Request: Count the lines below that contain "Roumieu". Give only the number.

Listing:

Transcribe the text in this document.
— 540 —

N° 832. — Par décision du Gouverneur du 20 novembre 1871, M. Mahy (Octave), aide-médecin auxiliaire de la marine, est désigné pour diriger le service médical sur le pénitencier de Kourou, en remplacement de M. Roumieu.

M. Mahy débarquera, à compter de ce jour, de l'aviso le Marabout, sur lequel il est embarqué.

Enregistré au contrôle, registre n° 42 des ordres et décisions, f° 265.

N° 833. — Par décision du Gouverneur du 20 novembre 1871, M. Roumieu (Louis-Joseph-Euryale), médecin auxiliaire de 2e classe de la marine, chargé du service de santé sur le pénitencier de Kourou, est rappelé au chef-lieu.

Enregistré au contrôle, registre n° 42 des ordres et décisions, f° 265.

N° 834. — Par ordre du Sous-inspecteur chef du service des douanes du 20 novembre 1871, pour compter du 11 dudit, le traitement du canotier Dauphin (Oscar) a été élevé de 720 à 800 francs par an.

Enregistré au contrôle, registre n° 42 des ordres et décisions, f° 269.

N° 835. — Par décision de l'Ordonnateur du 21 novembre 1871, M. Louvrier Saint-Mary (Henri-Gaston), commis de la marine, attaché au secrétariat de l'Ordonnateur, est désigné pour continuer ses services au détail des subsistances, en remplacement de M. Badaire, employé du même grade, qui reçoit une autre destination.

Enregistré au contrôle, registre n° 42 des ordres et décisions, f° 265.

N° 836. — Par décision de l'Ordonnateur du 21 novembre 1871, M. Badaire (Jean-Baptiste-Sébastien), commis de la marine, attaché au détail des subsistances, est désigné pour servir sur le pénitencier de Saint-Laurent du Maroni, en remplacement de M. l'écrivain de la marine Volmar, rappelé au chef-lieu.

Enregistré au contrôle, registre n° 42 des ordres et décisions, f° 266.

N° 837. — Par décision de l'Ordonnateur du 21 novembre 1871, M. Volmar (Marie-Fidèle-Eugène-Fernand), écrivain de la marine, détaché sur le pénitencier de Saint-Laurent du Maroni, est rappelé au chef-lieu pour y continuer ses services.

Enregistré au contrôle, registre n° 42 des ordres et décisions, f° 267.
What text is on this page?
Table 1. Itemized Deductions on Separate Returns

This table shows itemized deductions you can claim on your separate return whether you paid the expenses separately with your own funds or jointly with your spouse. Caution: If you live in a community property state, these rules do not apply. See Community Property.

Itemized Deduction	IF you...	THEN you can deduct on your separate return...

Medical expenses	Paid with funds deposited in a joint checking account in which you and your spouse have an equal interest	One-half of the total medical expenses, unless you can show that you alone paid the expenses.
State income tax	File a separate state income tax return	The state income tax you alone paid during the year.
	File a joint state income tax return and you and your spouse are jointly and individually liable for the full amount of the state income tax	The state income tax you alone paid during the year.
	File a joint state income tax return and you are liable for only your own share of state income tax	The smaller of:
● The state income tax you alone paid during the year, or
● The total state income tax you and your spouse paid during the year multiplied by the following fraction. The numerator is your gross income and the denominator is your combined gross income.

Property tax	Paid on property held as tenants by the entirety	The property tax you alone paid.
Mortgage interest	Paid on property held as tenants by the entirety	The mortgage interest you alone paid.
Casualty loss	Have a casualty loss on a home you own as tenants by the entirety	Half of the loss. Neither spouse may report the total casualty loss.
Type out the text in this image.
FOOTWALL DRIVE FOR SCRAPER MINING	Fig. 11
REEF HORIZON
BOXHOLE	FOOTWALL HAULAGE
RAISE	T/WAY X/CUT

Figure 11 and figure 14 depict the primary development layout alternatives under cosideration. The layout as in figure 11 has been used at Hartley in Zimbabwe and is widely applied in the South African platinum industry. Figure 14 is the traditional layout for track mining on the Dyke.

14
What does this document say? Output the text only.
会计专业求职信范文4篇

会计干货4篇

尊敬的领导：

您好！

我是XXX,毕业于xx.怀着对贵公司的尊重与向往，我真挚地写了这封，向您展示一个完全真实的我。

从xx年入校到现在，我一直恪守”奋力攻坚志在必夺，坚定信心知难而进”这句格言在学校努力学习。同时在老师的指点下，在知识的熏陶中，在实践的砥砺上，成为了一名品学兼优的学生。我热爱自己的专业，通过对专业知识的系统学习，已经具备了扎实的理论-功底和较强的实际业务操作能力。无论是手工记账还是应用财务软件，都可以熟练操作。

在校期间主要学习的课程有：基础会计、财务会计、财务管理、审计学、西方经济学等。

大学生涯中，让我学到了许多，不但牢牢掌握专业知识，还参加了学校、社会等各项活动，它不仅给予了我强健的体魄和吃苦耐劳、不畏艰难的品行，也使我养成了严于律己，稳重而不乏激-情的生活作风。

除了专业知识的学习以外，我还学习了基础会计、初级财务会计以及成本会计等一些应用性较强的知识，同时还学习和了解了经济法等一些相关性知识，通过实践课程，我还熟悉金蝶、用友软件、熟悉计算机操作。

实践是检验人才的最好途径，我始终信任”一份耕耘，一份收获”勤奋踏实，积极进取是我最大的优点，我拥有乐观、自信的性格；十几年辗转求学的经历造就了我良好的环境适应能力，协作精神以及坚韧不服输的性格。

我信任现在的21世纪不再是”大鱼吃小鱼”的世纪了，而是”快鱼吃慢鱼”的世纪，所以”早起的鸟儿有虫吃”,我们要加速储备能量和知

Task output: 2